**PROBLEM TO SOLVE**
Return all lines in the material below that contain "between".

**RECORDS PROVIDED**
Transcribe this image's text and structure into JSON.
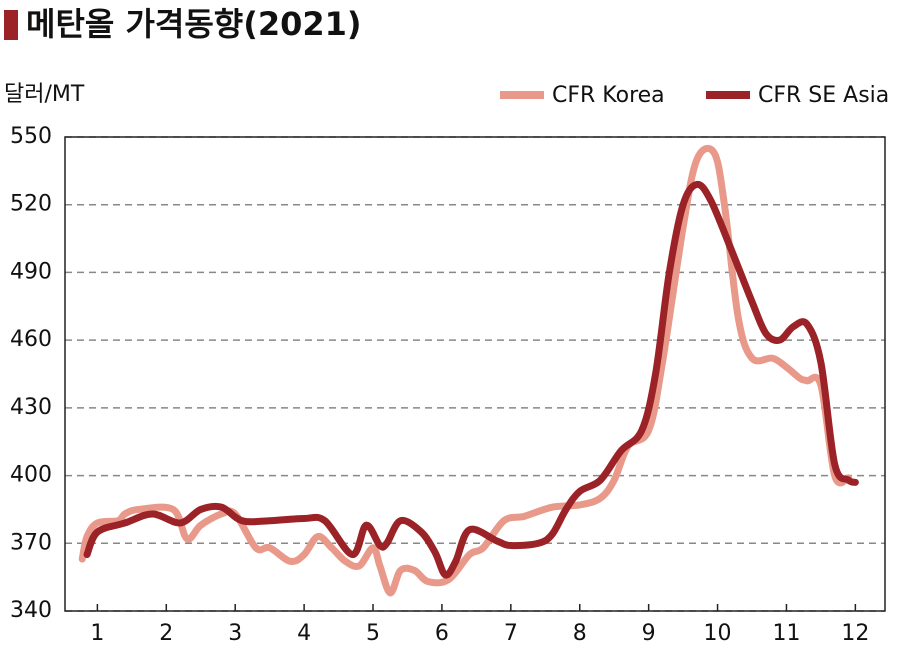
{
  "chart_data": {
    "type": "line",
    "title": "메탄올 가격동향(2021)",
    "y_label": "달러/MT",
    "xlim": [
      0.53,
      12.43
    ],
    "xticks": [
      1,
      2,
      3,
      4,
      5,
      6,
      7,
      8,
      9,
      10,
      11,
      12
    ],
    "ylim": [
      340,
      550
    ],
    "yticks": [
      340,
      370,
      400,
      430,
      460,
      490,
      520,
      550
    ],
    "grid": true,
    "legend": "top-right",
    "series": [
      {
        "name": "CFR Korea",
        "color": "#e8998a",
        "x": [
          0.78,
          0.85,
          1.0,
          1.3,
          1.4,
          1.6,
          2.1,
          2.3,
          2.5,
          2.8,
          3.0,
          3.3,
          3.5,
          3.8,
          4.0,
          4.2,
          4.4,
          4.6,
          4.8,
          5.0,
          5.1,
          5.25,
          5.4,
          5.6,
          5.8,
          6.1,
          6.4,
          6.6,
          6.9,
          7.2,
          7.6,
          8.0,
          8.3,
          8.5,
          8.7,
          9.0,
          9.2,
          9.5,
          9.7,
          9.95,
          10.1,
          10.3,
          10.5,
          10.8,
          11.0,
          11.2,
          11.3,
          11.5,
          11.7,
          11.9
        ],
        "values": [
          363,
          373,
          379,
          380,
          383,
          385,
          385,
          372,
          378,
          383,
          383,
          368,
          368,
          362,
          365,
          373,
          368,
          362,
          360,
          368,
          360,
          348,
          358,
          358,
          353,
          354,
          365,
          368,
          380,
          382,
          386,
          387,
          390,
          398,
          413,
          420,
          450,
          510,
          540,
          543,
          520,
          470,
          452,
          452,
          448,
          443,
          442,
          440,
          400,
          399
        ]
      },
      {
        "name": "CFR SE Asia",
        "color": "#9b2226",
        "x": [
          0.85,
          1.0,
          1.4,
          1.8,
          2.2,
          2.5,
          2.8,
          3.1,
          3.5,
          4.0,
          4.3,
          4.7,
          4.9,
          5.1,
          5.2,
          5.4,
          5.7,
          5.9,
          6.05,
          6.2,
          6.4,
          6.8,
          7.0,
          7.4,
          7.6,
          7.8,
          8.0,
          8.3,
          8.6,
          8.9,
          9.1,
          9.3,
          9.5,
          9.7,
          9.9,
          10.2,
          10.5,
          10.7,
          10.9,
          11.1,
          11.3,
          11.5,
          11.7,
          11.9,
          12.0
        ],
        "values": [
          365,
          375,
          379,
          383,
          379,
          385,
          386,
          380,
          380,
          381,
          380,
          365,
          378,
          369,
          370,
          380,
          375,
          366,
          356,
          362,
          376,
          371,
          369,
          370,
          374,
          385,
          393,
          398,
          411,
          420,
          445,
          490,
          520,
          529,
          522,
          500,
          477,
          463,
          460,
          466,
          467,
          450,
          405,
          398,
          397
        ]
      }
    ]
  }
}
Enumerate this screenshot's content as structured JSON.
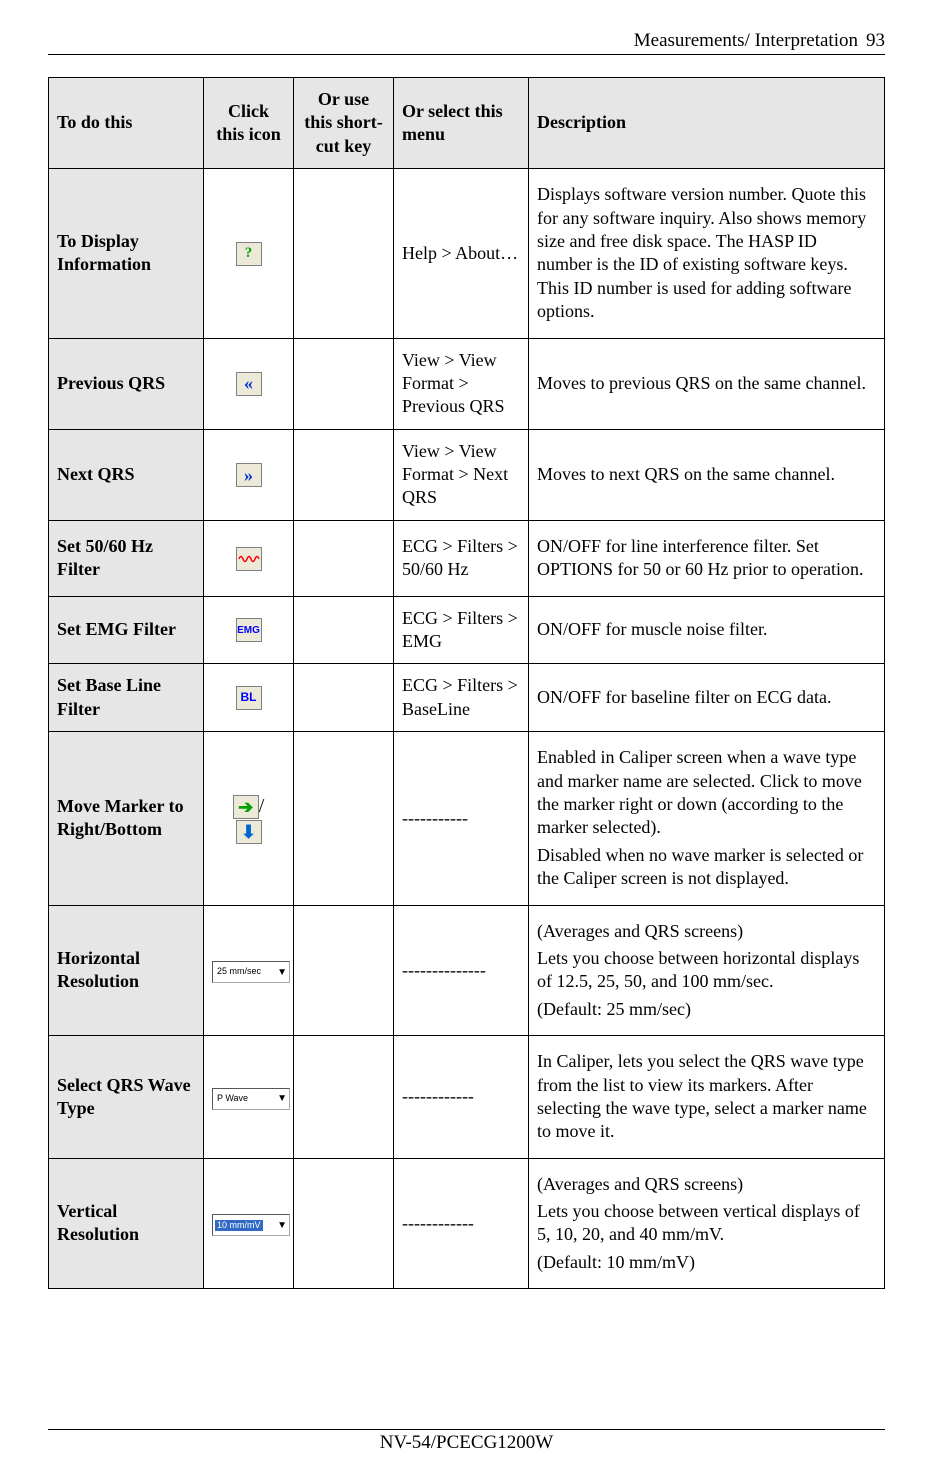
{
  "page": {
    "header_title": "Measurements/ Interpretation",
    "header_page": "93",
    "footer": "NV-54/PCECG1200W"
  },
  "columns": {
    "c1": "To do this",
    "c2": "Click this icon",
    "c3": "Or use this short-cut key",
    "c4": "Or select this menu",
    "c5": "Description"
  },
  "rows": [
    {
      "task": "To Display Information",
      "icon": {
        "type": "glyph",
        "glyph": "?",
        "color": "#00a000",
        "bold": true
      },
      "shortcut": "",
      "menu": "Help > About…",
      "desc": [
        "Displays software version number. Quote this for any software inquiry. Also shows memory size and free disk space. The HASP ID number is the ID of existing software keys. This ID number is used for adding software options."
      ]
    },
    {
      "task": "Previous QRS",
      "icon": {
        "type": "glyph",
        "glyph": "«",
        "color": "#0033cc",
        "bold": true,
        "size": 18
      },
      "shortcut": "",
      "menu": "View > View Format > Previous QRS",
      "desc": [
        "Moves to previous QRS on the same channel."
      ]
    },
    {
      "task": "Next QRS",
      "icon": {
        "type": "glyph",
        "glyph": "»",
        "color": "#0033cc",
        "bold": true,
        "size": 18
      },
      "shortcut": "",
      "menu": "View > View Format > Next QRS",
      "desc": [
        "Moves to next QRS on the same channel."
      ]
    },
    {
      "task": "Set 50/60 Hz Filter",
      "icon": {
        "type": "wave",
        "color": "#ff0000"
      },
      "shortcut": "",
      "menu": "ECG > Filters > 50/60 Hz",
      "desc": [
        "ON/OFF for line interference filter. Set OPTIONS for 50 or 60 Hz prior to operation."
      ]
    },
    {
      "task": "Set EMG Filter",
      "icon": {
        "type": "text",
        "text": "EMG",
        "color": "#0000ff",
        "size": 10
      },
      "shortcut": "",
      "menu": "ECG > Filters > EMG",
      "desc": [
        "ON/OFF for muscle noise filter."
      ]
    },
    {
      "task": "Set Base Line Filter",
      "icon": {
        "type": "text",
        "text": "BL",
        "color": "#0000ff",
        "size": 12
      },
      "shortcut": "",
      "menu": "ECG > Filters > BaseLine",
      "desc": [
        "ON/OFF for baseline filter on ECG data."
      ]
    },
    {
      "task": "Move Marker to Right/Bottom",
      "icon": {
        "type": "arrows",
        "right_color": "#00a000",
        "down_color": "#0066cc",
        "sep": "/"
      },
      "shortcut": "",
      "menu": "-----------",
      "desc": [
        "Enabled in Caliper screen when a wave type and marker name are selected. Click to move the marker right or down (according to the marker selected).",
        "Disabled when no wave marker is selected or the Caliper screen is not displayed."
      ]
    },
    {
      "task": "Horizontal Resolution",
      "icon": {
        "type": "dropdown",
        "label": "25 mm/sec"
      },
      "shortcut": "",
      "menu": "--------------",
      "desc": [
        "(Averages and QRS screens)",
        "Lets you choose between horizontal displays of 12.5, 25, 50, and 100 mm/sec.",
        "(Default: 25 mm/sec)"
      ]
    },
    {
      "task": "Select QRS Wave Type",
      "icon": {
        "type": "dropdown",
        "label": "P Wave"
      },
      "shortcut": "",
      "menu": "------------",
      "desc": [
        "In Caliper, lets you select the QRS wave type from the list to view its markers. After selecting the wave type, select a marker name to move it."
      ]
    },
    {
      "task": "Vertical Resolution",
      "icon": {
        "type": "dropdown",
        "label": "10 mm/mV",
        "selected": true
      },
      "shortcut": "",
      "menu": "------------",
      "desc": [
        "(Averages and QRS screens)",
        "Lets you choose between vertical displays of 5, 10, 20, and 40 mm/mV.",
        "(Default: 10 mm/mV)"
      ]
    }
  ]
}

**WORKED ANSWER**
        "Lets you choose between horizontal displays of 12.5, 25, 50, and 100 mm/sec.",
        "Lets you choose between vertical displays of 5, 10, 20, and 40 mm/mV.",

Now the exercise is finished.